Exercise aim
Scan the data that follows and count the lines with the string "type"; answer with the count alone.

Supplied data

## START

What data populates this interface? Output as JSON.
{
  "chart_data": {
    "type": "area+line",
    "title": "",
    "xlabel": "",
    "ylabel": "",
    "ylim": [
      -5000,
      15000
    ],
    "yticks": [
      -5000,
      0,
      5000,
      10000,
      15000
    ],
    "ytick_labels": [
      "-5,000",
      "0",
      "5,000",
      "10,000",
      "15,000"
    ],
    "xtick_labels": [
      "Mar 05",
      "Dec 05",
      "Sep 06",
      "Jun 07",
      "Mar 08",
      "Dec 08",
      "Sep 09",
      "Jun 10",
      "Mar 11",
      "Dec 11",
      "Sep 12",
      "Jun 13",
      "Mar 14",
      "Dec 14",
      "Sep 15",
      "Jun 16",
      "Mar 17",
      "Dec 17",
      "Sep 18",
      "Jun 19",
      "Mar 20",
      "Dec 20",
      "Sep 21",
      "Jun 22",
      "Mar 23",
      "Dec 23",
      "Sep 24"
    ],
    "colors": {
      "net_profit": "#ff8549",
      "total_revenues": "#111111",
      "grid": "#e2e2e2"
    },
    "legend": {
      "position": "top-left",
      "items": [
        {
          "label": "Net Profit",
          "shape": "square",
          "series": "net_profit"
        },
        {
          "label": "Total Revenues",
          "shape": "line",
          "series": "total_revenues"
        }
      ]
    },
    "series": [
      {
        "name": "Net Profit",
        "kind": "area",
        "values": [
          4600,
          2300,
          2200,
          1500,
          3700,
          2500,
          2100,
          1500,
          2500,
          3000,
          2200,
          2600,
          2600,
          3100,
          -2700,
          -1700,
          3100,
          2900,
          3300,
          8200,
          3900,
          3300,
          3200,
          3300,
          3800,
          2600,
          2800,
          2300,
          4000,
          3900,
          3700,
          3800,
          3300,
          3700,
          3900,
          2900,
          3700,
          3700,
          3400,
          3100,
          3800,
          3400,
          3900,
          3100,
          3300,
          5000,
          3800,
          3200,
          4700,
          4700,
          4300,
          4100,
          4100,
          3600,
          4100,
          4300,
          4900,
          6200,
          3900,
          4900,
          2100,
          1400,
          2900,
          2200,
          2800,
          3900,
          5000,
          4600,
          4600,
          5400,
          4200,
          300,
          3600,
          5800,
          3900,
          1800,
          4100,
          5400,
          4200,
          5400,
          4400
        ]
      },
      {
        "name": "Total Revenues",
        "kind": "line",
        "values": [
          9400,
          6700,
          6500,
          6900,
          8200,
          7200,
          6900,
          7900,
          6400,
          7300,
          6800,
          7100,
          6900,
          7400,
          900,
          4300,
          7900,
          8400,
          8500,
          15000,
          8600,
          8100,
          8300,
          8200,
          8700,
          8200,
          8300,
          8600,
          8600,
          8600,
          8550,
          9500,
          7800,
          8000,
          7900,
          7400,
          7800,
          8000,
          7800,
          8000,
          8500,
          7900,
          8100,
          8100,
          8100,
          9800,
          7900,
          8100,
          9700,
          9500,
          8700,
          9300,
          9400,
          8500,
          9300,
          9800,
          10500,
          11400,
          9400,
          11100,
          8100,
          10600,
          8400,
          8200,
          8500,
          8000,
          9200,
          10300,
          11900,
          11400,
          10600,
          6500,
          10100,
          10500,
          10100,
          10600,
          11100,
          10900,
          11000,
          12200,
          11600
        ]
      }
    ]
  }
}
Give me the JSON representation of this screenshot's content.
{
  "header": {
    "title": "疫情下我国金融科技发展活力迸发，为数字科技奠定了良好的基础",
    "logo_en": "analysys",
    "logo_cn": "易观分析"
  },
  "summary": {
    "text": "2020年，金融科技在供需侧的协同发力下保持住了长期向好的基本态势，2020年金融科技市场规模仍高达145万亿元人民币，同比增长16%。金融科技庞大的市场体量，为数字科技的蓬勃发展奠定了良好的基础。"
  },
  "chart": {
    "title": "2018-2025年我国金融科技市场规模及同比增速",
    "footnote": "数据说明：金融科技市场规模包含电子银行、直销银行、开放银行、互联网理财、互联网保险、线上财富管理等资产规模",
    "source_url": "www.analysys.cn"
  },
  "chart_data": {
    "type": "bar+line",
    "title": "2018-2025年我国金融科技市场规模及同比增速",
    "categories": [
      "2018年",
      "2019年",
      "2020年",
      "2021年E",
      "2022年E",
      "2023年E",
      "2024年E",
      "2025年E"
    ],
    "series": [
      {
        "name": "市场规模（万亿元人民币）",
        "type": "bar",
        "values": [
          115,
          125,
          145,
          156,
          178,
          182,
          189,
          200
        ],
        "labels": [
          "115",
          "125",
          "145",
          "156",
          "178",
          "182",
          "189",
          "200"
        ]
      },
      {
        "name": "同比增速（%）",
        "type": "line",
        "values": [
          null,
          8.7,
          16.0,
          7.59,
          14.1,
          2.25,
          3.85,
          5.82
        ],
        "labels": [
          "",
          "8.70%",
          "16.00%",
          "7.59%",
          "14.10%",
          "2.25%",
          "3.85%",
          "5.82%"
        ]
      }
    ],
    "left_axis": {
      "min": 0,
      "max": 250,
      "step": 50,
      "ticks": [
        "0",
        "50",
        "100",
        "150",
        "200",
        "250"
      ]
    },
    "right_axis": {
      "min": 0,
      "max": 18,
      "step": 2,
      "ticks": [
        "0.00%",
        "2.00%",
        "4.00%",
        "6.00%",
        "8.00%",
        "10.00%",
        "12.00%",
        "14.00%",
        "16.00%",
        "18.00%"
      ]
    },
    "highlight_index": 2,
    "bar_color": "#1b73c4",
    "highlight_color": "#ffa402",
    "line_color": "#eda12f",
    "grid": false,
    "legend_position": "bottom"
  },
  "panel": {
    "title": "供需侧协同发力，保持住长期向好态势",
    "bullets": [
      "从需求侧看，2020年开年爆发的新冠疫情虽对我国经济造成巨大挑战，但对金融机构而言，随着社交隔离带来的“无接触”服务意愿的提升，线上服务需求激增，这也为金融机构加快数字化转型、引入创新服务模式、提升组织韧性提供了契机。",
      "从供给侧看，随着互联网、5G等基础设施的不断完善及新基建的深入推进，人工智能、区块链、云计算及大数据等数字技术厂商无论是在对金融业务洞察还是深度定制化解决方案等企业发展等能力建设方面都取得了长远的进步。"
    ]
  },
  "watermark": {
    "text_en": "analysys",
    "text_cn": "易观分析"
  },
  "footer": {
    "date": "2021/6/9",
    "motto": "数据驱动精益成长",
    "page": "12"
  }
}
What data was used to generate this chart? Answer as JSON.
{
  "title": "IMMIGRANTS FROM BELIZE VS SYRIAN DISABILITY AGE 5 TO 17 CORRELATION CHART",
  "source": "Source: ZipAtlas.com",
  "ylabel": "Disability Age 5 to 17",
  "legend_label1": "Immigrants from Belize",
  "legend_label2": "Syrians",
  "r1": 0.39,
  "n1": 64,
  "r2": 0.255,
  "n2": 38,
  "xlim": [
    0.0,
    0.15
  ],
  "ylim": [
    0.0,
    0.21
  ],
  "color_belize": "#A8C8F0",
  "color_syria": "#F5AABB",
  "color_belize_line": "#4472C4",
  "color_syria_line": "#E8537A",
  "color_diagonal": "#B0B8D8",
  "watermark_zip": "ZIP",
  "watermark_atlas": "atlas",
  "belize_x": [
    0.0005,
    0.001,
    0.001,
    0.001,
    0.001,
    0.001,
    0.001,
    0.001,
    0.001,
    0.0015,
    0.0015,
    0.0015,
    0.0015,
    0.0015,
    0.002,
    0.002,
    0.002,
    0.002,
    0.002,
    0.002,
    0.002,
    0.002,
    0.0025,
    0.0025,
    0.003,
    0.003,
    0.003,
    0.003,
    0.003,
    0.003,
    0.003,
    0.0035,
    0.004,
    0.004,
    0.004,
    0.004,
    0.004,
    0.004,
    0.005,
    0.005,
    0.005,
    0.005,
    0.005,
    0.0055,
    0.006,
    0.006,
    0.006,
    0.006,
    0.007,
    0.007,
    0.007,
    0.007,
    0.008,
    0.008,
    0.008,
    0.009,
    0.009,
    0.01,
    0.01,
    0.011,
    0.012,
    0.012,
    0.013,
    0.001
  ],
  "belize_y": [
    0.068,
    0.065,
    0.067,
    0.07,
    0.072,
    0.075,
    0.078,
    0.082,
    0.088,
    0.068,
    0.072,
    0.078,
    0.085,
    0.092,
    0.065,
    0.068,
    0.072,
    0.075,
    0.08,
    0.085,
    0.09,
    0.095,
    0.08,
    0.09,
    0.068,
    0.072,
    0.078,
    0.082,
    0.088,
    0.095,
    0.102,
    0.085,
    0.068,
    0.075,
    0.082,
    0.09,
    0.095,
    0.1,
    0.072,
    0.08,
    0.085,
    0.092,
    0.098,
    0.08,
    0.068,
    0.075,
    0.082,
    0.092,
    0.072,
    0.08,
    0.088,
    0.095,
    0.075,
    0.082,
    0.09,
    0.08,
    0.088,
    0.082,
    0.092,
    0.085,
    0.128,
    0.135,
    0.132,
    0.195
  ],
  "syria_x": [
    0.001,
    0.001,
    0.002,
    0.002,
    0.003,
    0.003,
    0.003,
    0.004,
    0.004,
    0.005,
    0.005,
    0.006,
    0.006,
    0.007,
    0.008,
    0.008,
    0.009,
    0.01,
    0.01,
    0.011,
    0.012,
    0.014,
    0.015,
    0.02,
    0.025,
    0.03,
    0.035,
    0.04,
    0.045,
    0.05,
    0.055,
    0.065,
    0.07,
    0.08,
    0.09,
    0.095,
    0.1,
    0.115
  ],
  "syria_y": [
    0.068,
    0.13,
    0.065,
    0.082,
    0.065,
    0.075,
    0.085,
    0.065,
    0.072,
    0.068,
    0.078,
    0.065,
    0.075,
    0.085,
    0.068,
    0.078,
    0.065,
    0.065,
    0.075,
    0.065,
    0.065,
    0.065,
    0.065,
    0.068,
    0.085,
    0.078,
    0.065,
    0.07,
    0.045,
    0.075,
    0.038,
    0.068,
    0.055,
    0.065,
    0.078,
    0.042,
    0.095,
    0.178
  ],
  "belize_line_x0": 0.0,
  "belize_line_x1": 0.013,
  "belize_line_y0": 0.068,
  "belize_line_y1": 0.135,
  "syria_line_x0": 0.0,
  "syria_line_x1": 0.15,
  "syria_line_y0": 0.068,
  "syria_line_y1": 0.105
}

## END

Response to this task
4